What is needed here is an exact copy of every entry.
┏━━
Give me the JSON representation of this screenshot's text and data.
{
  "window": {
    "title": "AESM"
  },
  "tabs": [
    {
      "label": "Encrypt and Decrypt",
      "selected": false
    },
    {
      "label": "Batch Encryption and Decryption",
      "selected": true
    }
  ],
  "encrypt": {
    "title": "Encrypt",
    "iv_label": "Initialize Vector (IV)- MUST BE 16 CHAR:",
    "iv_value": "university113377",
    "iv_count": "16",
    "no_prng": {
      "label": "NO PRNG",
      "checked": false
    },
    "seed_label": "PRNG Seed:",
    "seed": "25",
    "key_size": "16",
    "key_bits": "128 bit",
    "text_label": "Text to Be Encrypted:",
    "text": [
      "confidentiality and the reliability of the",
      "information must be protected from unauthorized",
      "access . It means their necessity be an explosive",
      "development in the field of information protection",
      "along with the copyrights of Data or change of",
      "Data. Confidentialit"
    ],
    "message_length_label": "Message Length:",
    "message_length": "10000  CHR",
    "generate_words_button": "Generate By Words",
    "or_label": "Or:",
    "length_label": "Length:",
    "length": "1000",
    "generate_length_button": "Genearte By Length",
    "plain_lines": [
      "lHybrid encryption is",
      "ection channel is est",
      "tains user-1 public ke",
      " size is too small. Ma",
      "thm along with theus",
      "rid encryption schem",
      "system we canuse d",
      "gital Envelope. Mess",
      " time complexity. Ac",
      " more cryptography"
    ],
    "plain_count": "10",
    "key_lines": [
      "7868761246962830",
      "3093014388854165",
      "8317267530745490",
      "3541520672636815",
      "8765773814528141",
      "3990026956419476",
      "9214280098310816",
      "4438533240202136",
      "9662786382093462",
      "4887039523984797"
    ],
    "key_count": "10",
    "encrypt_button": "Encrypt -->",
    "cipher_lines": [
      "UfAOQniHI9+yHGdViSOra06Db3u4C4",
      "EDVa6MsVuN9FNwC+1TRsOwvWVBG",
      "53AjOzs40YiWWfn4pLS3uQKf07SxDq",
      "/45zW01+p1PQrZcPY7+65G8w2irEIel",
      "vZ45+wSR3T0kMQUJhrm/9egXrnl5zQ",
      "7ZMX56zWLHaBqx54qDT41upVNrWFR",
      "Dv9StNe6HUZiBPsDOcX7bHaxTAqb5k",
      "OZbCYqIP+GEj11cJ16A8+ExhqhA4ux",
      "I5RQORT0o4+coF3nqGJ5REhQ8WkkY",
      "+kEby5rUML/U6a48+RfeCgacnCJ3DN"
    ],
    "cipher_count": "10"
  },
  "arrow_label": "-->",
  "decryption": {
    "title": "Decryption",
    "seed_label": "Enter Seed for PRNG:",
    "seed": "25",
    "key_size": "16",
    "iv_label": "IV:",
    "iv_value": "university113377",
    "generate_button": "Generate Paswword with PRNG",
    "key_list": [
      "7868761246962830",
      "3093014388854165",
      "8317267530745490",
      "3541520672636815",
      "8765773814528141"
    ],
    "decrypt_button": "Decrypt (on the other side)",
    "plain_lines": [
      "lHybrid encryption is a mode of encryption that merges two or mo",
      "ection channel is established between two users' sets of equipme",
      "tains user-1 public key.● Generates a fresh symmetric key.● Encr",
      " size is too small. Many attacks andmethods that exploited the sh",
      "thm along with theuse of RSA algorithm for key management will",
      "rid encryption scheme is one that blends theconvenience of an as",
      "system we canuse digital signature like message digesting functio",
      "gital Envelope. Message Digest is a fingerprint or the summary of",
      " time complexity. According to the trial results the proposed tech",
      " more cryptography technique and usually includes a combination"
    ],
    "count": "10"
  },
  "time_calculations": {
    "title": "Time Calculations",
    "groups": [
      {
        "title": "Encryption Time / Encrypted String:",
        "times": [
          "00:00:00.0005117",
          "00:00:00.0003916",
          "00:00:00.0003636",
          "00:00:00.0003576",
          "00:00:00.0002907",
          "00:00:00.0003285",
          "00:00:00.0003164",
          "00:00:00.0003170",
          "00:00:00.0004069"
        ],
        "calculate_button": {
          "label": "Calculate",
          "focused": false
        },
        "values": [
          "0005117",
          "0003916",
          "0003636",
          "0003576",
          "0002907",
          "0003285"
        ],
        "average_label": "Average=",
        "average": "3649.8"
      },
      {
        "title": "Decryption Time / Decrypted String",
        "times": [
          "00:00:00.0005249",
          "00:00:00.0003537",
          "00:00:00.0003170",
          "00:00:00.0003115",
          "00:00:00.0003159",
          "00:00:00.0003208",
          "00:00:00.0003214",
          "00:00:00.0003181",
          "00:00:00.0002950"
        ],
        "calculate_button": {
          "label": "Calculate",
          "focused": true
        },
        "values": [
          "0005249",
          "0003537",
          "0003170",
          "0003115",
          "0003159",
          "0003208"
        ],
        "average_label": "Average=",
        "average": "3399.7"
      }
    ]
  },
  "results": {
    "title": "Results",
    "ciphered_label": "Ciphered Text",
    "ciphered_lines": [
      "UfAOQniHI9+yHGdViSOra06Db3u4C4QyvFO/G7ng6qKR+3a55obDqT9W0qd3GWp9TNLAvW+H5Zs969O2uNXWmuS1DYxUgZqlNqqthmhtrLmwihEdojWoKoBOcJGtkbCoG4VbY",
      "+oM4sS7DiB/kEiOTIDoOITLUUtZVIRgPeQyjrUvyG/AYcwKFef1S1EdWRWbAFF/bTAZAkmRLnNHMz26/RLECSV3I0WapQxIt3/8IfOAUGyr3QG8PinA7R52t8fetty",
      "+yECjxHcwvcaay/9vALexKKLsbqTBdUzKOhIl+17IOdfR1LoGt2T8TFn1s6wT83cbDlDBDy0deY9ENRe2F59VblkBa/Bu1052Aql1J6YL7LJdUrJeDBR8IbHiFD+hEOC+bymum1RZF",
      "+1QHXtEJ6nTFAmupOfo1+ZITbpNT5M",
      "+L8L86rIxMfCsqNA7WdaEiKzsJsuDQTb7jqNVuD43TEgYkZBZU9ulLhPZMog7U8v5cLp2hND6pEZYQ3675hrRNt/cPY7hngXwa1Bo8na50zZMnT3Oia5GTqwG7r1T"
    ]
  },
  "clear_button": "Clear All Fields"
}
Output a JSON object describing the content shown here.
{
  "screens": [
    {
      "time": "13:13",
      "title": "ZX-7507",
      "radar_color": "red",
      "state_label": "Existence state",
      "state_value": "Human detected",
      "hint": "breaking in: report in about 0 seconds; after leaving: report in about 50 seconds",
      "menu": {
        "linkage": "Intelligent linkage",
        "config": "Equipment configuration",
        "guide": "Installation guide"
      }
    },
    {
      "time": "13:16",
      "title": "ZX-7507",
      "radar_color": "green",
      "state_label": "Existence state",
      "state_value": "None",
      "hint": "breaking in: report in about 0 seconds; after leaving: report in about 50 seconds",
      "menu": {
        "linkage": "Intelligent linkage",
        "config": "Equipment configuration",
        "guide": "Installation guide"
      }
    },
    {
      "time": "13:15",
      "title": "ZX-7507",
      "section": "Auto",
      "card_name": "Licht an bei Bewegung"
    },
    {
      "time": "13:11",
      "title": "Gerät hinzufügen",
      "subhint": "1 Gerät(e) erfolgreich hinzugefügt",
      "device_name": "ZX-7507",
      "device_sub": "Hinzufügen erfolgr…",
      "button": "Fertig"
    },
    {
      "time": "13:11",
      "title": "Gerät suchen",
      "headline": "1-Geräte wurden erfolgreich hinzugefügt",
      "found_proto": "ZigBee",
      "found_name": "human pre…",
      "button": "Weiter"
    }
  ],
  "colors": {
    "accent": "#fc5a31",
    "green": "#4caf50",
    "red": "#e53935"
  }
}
┗━━
Expected output
Give me the JSON representation of this screenshot's text and data.
{
  "window": {
    "title": "AESM"
  },
  "tabs": [
    {
      "label": "Encrypt and Decrypt",
      "selected": false
    },
    {
      "label": "Batch Encryption and Decryption",
      "selected": true
    }
  ],
  "encrypt": {
    "title": "Encrypt",
    "iv_label": "Initialize Vector (IV)- MUST BE 16 CHAR:",
    "iv_value": "university113377",
    "iv_count": "16",
    "no_prng": {
      "label": "NO PRNG",
      "checked": false
    },
    "seed_label": "PRNG Seed:",
    "seed": "25",
    "key_size": "16",
    "key_bits": "128 bit",
    "text_label": "Text to Be Encrypted:",
    "text": [
      "confidentiality and the reliability of the",
      "information must be protected from unauthorized",
      "access . It means their necessity be an explosive",
      "development in the field of information protection",
      "along with the copyrights of Data or change of",
      "Data. Confidentialit"
    ],
    "message_length_label": "Message Length:",
    "message_length": "10000  CHR",
    "generate_words_button": "Generate By Words",
    "or_label": "Or:",
    "length_label": "Length:",
    "length": "1000",
    "generate_length_button": "Genearte By Length",
    "plain_lines": [
      "lHybrid encryption is",
      "ection channel is est",
      "tains user-1 public ke",
      " size is too small. Ma",
      "thm along with theus",
      "rid encryption schem",
      "system we canuse d",
      "gital Envelope. Mess",
      " time complexity. Ac",
      " more cryptography"
    ],
    "plain_count": "10",
    "key_lines": [
      "7868761246962830",
      "3093014388854165",
      "8317267530745490",
      "3541520672636815",
      "8765773814528141",
      "3990026956419476",
      "9214280098310816",
      "4438533240202136",
      "9662786382093462",
      "4887039523984797"
    ],
    "key_count": "10",
    "encrypt_button": "Encrypt -->",
    "cipher_lines": [
      "UfAOQniHI9+yHGdViSOra06Db3u4C4",
      "EDVa6MsVuN9FNwC+1TRsOwvWVBG",
      "53AjOzs40YiWWfn4pLS3uQKf07SxDq",
      "/45zW01+p1PQrZcPY7+65G8w2irEIel",
      "vZ45+wSR3T0kMQUJhrm/9egXrnl5zQ",
      "7ZMX56zWLHaBqx54qDT41upVNrWFR",
      "Dv9StNe6HUZiBPsDOcX7bHaxTAqb5k",
      "OZbCYqIP+GEj11cJ16A8+ExhqhA4ux",
      "I5RQORT0o4+coF3nqGJ5REhQ8WkkY",
      "+kEby5rUML/U6a48+RfeCgacnCJ3DN"
    ],
    "cipher_count": "10"
  },
  "arrow_label": "-->",
  "decryption": {
    "title": "Decryption",
    "seed_label": "Enter Seed for PRNG:",
    "seed": "25",
    "key_size": "16",
    "iv_label": "IV:",
    "iv_value": "university113377",
    "generate_button": "Generate Paswword with PRNG",
    "key_list": [
      "7868761246962830",
      "3093014388854165",
      "8317267530745490",
      "3541520672636815",
      "8765773814528141"
    ],
    "decrypt_button": "Decrypt (on the other side)",
    "plain_lines": [
      "lHybrid encryption is a mode of encryption that merges two or mo",
      "ection channel is established between two users' sets of equipme",
      "tains user-1 public key.● Generates a fresh symmetric key.● Encr",
      " size is too small. Many attacks andmethods that exploited the sh",
      "thm along with theuse of RSA algorithm for key management will",
      "rid encryption scheme is one that blends theconvenience of an as",
      "system we canuse digital signature like message digesting functio",
      "gital Envelope. Message Digest is a fingerprint or the summary of",
      " time complexity. According to the trial results the proposed tech",
      " more cryptography technique and usually includes a combination"
    ],
    "count": "10"
  },
  "time_calculations": {
    "title": "Time Calculations",
    "groups": [
      {
        "title": "Encryption Time / Encrypted String:",
        "times": [
          "00:00:00.0005117",
          "00:00:00.0003916",
          "00:00:00.0003636",
          "00:00:00.0003576",
          "00:00:00.0002907",
          "00:00:00.0003285",
          "00:00:00.0003164",
          "00:00:00.0003170",
          "00:00:00.0004069"
        ],
        "calculate_button": {
          "label": "Calculate",
          "focused": false
        },
        "values": [
          "0005117",
          "0003916",
          "0003636",
          "0003576",
          "0002907",
          "0003285"
        ],
        "average_label": "Average=",
        "average": "3649.8"
      },
      {
        "title": "Decryption Time / Decrypted String",
        "times": [
          "00:00:00.0005249",
          "00:00:00.0003537",
          "00:00:00.0003170",
          "00:00:00.0003115",
          "00:00:00.0003159",
          "00:00:00.0003208",
          "00:00:00.0003214",
          "00:00:00.0003181",
          "00:00:00.0002950"
        ],
        "calculate_button": {
          "label": "Calculate",
          "focused": true
        },
        "values": [
          "0005249",
          "0003537",
          "0003170",
          "0003115",
          "0003159",
          "0003208"
        ],
        "average_label": "Average=",
        "average": "3399.7"
      }
    ]
  },
  "results": {
    "title": "Results",
    "ciphered_label": "Ciphered Text",
    "ciphered_lines": [
      "UfAOQniHI9+yHGdViSOra06Db3u4C4QyvFO/G7ng6qKR+3a55obDqT9W0qd3GWp9TNLAvW+H5Zs969O2uNXWmuS1DYxUgZqlNqqthmhtrLmwihEdojWoKoBOcJGtkbCoG4VbY",
      "+oM4sS7DiB/kEiOTIDoOITLUUtZVIRgPeQyjrUvyG/AYcwKFef1S1EdWRWbAFF/bTAZAkmRLnNHMz26/RLECSV3I0WapQxIt3/8IfOAUGyr3QG8PinA7R52t8fetty",
      "+yECjxHcwvcaay/9vALexKKLsbqTBdUzKOhIl+17IOdfR1LoGt2T8TFn1s6wT83cbDlDBDy0deY9ENRe2F59VblkBa/Bu1052Aql1J6YL7LJdUrJeDBR8IbHiFD+hEOC+bymum1RZF",
      "+1QHXtEJ6nTFAmupOfo1+ZITbpNT5M",
      "+L8L86rIxMfCsqNA7WdaEiKzsJsuDQTb7jqNVuD43TEgYkZBZU9ulLhPZMog7U8v5cLp2hND6pEZYQ3675hrRNt/cPY7hngXwa1Bo8na50zZMnT3Oia5GTqwG7r1T"
    ]
  },
  "clear_button": "Clear All Fields"
}
Output a JSON object describing the content shown here.
{
  "screens": [
    {
      "time": "13:13",
      "title": "ZX-7507",
      "radar_color": "red",
      "state_label": "Existence state",
      "state_value": "Human detected",
      "hint": "breaking in: report in about 0 seconds; after leaving: report in about 50 seconds",
      "menu": {
        "linkage": "Intelligent linkage",
        "config": "Equipment configuration",
        "guide": "Installation guide"
      }
    },
    {
      "time": "13:16",
      "title": "ZX-7507",
      "radar_color": "green",
      "state_label": "Existence state",
      "state_value": "None",
      "hint": "breaking in: report in about 0 seconds; after leaving: report in about 50 seconds",
      "menu": {
        "linkage": "Intelligent linkage",
        "config": "Equipment configuration",
        "guide": "Installation guide"
      }
    },
    {
      "time": "13:15",
      "title": "ZX-7507",
      "section": "Auto",
      "card_name": "Licht an bei Bewegung"
    },
    {
      "time": "13:11",
      "title": "Gerät hinzufügen",
      "subhint": "1 Gerät(e) erfolgreich hinzugefügt",
      "device_name": "ZX-7507",
      "device_sub": "Hinzufügen erfolgr…",
      "button": "Fertig"
    },
    {
      "time": "13:11",
      "title": "Gerät suchen",
      "headline": "1-Geräte wurden erfolgreich hinzugefügt",
      "found_proto": "ZigBee",
      "found_name": "human pre…",
      "button": "Weiter"
    }
  ],
  "colors": {
    "accent": "#fc5a31",
    "green": "#4caf50",
    "red": "#e53935"
  }
}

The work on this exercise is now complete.